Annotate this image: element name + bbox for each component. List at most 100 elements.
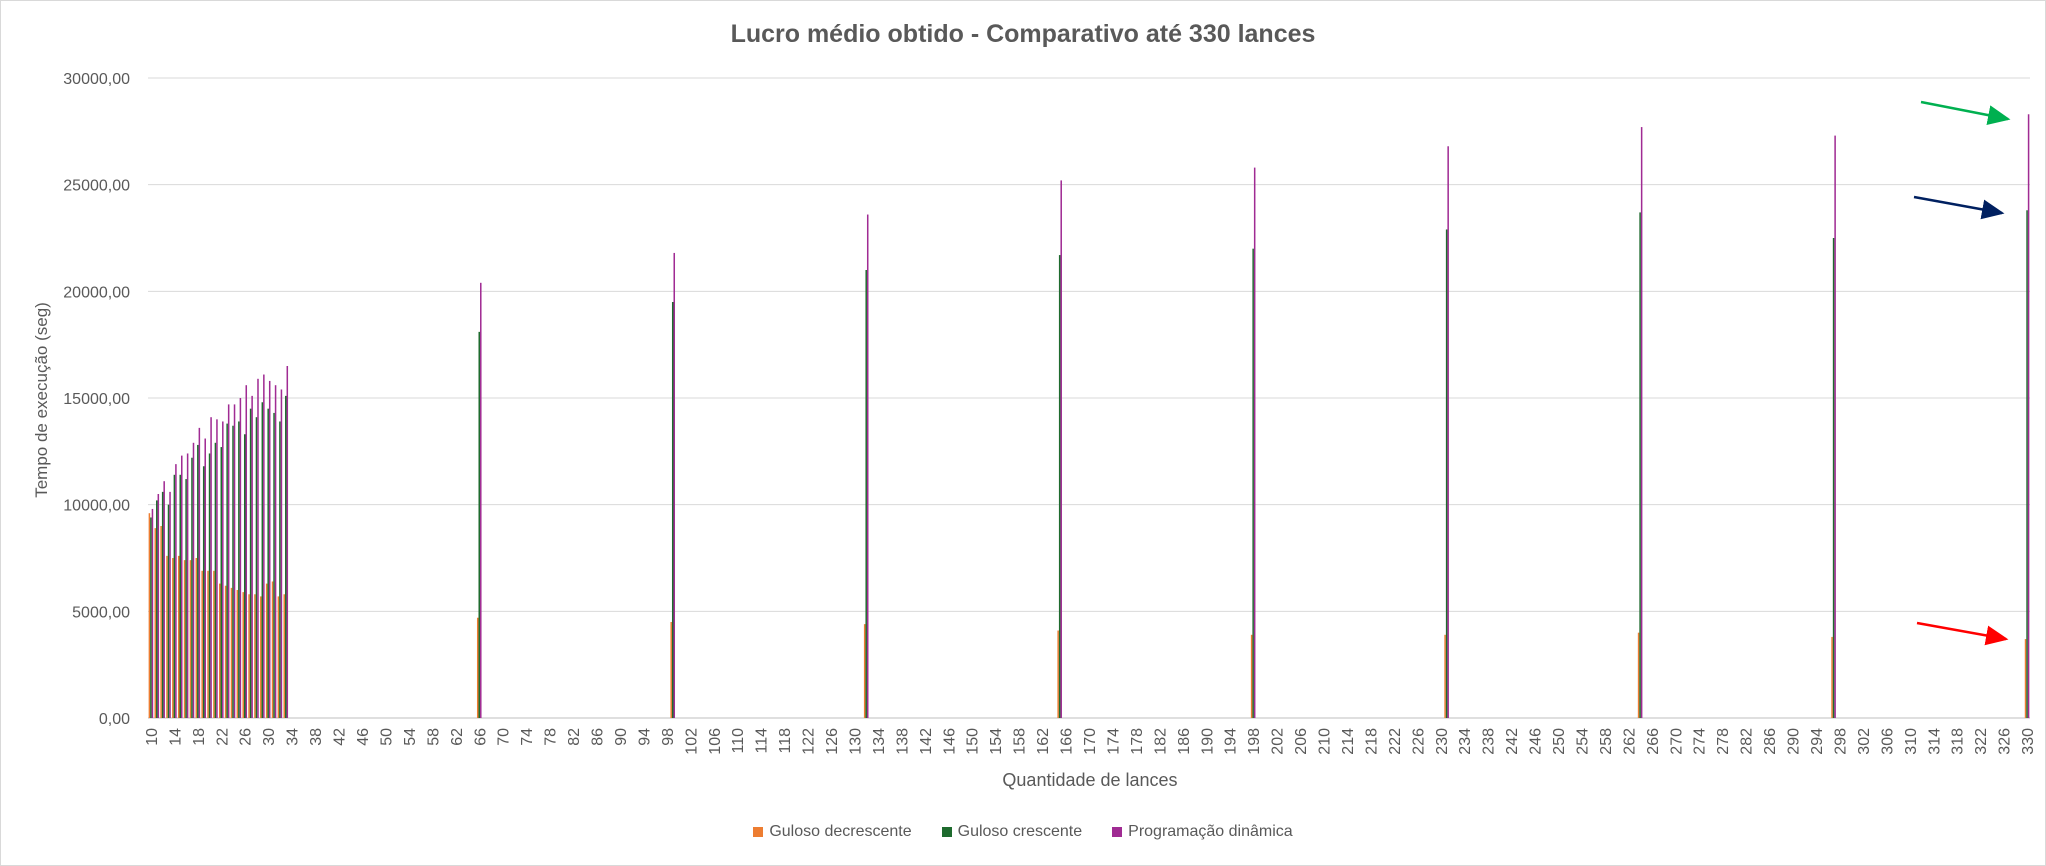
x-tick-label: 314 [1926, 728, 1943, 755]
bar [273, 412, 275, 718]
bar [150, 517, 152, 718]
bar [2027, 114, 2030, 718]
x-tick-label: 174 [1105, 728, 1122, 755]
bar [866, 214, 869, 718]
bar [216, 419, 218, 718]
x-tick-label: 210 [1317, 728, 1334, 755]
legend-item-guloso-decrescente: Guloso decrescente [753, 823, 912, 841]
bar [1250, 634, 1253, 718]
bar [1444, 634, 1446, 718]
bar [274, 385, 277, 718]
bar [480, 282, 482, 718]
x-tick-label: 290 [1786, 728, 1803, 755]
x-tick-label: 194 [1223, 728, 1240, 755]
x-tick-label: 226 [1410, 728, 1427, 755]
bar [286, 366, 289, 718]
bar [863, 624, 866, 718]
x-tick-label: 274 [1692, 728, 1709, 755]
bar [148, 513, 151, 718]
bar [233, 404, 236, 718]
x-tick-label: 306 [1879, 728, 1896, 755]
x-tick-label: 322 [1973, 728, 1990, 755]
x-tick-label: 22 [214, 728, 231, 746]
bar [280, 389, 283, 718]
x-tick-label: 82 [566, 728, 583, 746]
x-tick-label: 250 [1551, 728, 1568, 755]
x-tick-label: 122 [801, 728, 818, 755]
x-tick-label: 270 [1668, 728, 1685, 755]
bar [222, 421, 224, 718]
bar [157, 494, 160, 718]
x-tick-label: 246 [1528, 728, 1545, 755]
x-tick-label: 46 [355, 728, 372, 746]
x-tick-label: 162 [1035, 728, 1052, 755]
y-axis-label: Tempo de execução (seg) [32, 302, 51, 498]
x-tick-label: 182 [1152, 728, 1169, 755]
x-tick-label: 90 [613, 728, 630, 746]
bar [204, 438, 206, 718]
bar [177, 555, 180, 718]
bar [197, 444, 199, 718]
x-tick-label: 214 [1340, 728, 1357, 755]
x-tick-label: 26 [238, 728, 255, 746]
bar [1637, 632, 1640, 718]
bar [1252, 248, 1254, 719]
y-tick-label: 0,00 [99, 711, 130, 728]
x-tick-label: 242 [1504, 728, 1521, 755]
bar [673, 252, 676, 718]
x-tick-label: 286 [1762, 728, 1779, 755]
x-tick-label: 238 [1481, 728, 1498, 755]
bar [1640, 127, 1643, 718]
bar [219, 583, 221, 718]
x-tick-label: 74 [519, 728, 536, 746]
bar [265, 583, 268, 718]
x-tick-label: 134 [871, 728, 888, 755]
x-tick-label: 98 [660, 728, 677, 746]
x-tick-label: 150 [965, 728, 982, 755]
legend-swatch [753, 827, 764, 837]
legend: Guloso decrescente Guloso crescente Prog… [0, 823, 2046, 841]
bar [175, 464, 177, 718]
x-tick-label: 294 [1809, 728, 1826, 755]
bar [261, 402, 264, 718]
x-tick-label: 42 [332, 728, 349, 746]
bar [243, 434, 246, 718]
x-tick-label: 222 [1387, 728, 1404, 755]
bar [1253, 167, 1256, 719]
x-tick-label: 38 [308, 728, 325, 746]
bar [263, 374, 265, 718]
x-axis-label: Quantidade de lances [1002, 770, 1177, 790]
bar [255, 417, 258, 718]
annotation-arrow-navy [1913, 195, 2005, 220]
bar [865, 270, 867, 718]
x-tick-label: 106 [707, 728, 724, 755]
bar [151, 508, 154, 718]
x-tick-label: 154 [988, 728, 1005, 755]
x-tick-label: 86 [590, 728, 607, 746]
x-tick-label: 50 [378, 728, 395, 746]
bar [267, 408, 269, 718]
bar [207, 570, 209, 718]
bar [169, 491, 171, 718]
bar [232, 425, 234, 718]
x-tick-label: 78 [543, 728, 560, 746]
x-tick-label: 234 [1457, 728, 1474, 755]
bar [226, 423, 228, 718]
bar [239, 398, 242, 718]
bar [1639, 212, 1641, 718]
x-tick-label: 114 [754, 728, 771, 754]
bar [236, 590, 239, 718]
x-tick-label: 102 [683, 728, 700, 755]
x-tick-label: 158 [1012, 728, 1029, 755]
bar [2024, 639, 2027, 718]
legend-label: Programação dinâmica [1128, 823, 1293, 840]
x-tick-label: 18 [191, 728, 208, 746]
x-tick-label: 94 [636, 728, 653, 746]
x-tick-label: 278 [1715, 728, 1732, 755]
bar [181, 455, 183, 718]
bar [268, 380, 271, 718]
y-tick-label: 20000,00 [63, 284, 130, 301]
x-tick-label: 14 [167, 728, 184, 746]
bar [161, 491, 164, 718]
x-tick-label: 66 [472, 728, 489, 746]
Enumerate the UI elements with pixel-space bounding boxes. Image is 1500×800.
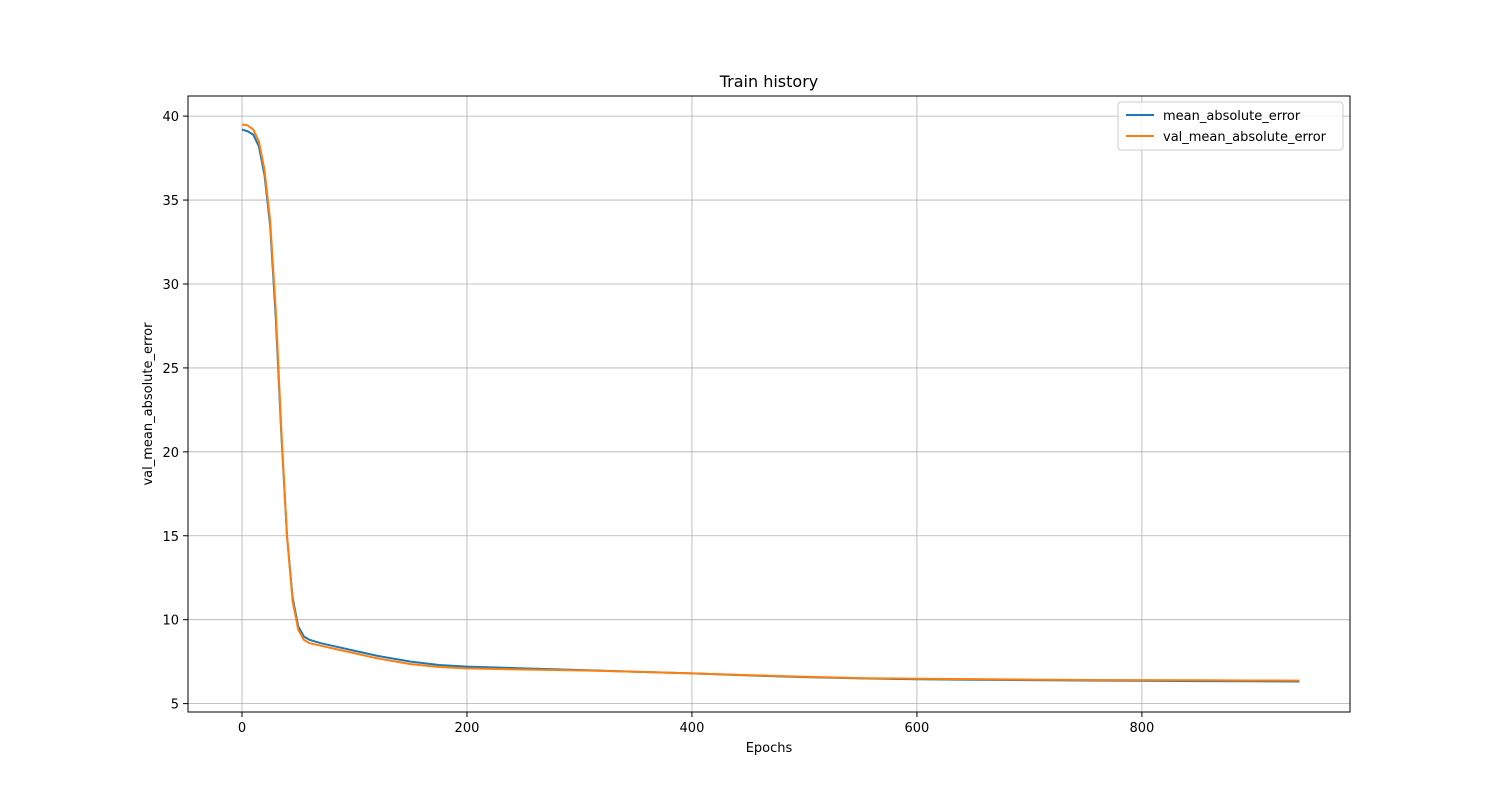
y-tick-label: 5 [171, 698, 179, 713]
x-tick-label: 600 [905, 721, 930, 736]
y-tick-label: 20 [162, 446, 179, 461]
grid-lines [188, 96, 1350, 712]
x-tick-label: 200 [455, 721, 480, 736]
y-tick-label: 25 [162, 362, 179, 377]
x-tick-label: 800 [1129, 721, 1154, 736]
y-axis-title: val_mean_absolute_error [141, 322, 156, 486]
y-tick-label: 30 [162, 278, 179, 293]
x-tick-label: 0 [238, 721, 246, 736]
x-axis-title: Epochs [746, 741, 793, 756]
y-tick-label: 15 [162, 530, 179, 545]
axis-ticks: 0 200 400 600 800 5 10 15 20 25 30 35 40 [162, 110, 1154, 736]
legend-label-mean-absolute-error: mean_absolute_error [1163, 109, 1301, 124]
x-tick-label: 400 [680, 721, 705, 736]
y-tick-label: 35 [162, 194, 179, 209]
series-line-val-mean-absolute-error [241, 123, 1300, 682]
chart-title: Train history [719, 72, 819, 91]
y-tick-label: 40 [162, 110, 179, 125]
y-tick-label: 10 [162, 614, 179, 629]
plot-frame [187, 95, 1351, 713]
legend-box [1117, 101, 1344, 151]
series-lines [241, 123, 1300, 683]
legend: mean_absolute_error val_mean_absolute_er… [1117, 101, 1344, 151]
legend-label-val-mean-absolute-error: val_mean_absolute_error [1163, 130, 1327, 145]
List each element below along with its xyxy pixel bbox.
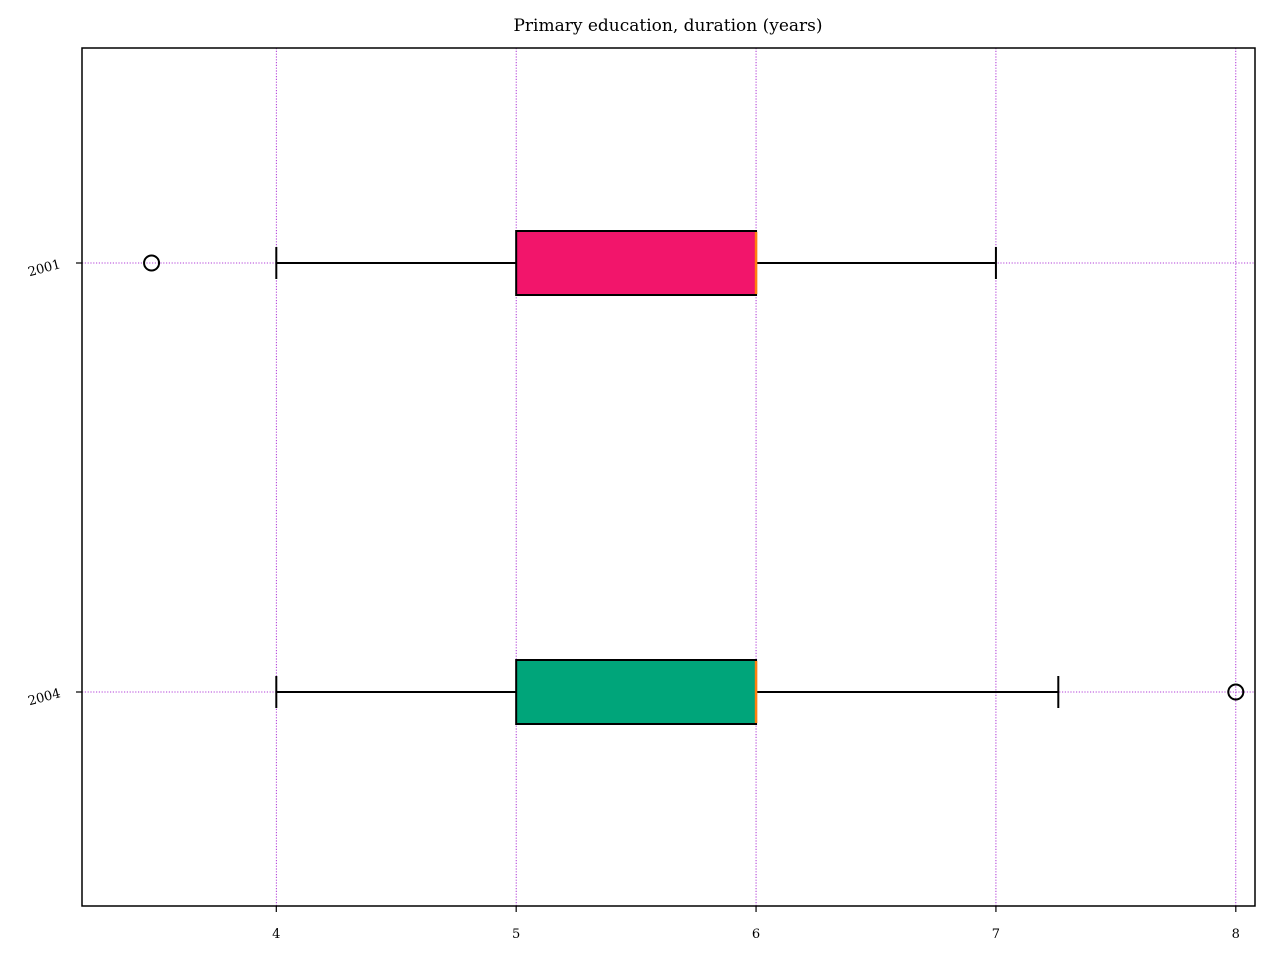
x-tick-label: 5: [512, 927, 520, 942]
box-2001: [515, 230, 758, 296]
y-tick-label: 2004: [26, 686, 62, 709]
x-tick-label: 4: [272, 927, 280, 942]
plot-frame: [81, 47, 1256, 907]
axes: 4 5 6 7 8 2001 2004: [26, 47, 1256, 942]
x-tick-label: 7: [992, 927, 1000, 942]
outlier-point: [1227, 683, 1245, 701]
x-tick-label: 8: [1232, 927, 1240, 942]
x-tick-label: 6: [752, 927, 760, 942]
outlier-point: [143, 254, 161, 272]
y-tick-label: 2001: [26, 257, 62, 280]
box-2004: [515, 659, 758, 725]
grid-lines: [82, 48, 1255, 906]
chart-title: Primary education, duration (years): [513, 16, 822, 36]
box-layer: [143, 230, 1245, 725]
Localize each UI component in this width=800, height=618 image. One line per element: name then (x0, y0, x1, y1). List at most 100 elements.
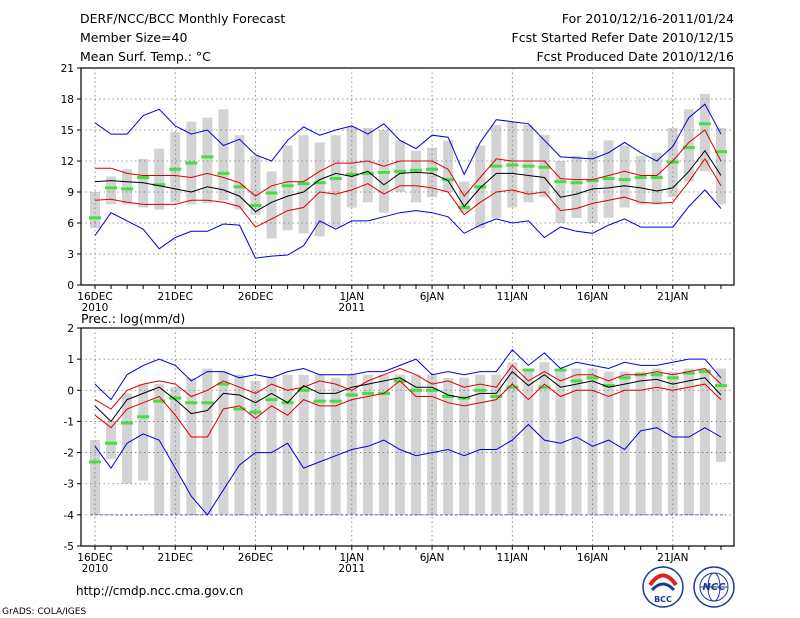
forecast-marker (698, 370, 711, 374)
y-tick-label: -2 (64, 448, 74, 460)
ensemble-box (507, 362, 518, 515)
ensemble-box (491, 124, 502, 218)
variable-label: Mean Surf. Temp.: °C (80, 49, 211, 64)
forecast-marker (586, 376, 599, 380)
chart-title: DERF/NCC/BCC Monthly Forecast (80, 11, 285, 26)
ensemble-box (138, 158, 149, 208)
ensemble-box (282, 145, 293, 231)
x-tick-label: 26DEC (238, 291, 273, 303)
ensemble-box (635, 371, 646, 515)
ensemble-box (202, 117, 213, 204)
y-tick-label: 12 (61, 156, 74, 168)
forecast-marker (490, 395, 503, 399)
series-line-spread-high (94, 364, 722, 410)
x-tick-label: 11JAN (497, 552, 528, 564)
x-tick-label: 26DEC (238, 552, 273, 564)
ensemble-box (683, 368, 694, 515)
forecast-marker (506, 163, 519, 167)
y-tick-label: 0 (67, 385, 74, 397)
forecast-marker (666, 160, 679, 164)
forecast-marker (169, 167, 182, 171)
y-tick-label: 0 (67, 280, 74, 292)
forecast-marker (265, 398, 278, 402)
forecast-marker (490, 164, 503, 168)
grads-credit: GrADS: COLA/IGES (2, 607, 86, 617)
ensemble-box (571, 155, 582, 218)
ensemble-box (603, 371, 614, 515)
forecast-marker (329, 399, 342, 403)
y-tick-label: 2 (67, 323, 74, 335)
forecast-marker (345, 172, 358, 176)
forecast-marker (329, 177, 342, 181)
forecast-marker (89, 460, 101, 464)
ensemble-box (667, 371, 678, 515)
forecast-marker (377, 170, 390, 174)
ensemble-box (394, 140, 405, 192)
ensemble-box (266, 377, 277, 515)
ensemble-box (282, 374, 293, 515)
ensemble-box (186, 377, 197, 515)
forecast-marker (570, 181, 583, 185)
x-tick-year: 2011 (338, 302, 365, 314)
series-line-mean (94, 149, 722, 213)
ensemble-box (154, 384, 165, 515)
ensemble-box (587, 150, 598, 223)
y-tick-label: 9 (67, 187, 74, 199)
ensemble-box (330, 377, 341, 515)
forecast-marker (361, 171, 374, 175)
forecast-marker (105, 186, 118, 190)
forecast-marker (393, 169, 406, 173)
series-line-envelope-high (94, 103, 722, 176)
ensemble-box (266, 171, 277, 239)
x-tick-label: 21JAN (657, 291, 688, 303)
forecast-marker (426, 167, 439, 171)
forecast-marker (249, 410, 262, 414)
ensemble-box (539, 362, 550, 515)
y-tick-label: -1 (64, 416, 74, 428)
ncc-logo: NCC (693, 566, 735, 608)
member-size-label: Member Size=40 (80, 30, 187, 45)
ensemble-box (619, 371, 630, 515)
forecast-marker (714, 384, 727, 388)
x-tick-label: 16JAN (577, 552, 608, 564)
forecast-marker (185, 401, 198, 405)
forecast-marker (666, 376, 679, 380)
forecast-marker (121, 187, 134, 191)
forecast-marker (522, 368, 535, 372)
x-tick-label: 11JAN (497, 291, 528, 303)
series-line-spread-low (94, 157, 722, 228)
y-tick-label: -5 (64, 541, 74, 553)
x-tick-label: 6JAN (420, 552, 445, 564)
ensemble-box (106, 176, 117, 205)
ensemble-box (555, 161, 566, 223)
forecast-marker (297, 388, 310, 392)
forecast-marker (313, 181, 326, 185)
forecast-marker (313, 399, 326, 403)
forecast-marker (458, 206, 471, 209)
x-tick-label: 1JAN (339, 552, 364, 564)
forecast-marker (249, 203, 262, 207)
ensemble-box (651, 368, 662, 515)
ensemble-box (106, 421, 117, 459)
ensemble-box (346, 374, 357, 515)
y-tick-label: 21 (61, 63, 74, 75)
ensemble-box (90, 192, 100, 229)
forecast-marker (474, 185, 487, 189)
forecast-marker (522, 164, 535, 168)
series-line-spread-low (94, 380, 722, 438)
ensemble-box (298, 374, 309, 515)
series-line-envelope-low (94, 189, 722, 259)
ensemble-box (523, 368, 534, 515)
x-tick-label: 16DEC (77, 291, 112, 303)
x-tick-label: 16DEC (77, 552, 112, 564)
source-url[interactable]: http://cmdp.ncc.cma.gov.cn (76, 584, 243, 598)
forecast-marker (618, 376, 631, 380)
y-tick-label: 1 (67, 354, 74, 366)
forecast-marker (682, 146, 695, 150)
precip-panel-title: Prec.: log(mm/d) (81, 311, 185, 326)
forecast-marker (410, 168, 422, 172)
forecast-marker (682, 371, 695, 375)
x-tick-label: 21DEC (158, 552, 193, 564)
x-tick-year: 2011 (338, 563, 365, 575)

-------

(PROBLEM): Reproduce, without alteration, the lines of the records from the line containing "y-tick-label: 5 [171, 698, 179, 713]" through the line containing "y-tick-label: 15 [162, 530, 179, 545]", both included.

(RIGHT ANSWER):
y-tick-label: 5 [171, 698, 179, 713]
x-tick-label: 600 [905, 721, 930, 736]
y-tick-label: 20 [162, 446, 179, 461]
grid-lines [188, 96, 1350, 712]
x-tick-label: 200 [455, 721, 480, 736]
y-tick-label: 25 [162, 362, 179, 377]
x-tick-label: 800 [1129, 721, 1154, 736]
y-axis-title: val_mean_absolute_error [141, 322, 156, 486]
y-tick-label: 30 [162, 278, 179, 293]
x-tick-label: 0 [238, 721, 246, 736]
x-axis-title: Epochs [746, 741, 793, 756]
y-tick-label: 15 [162, 530, 179, 545]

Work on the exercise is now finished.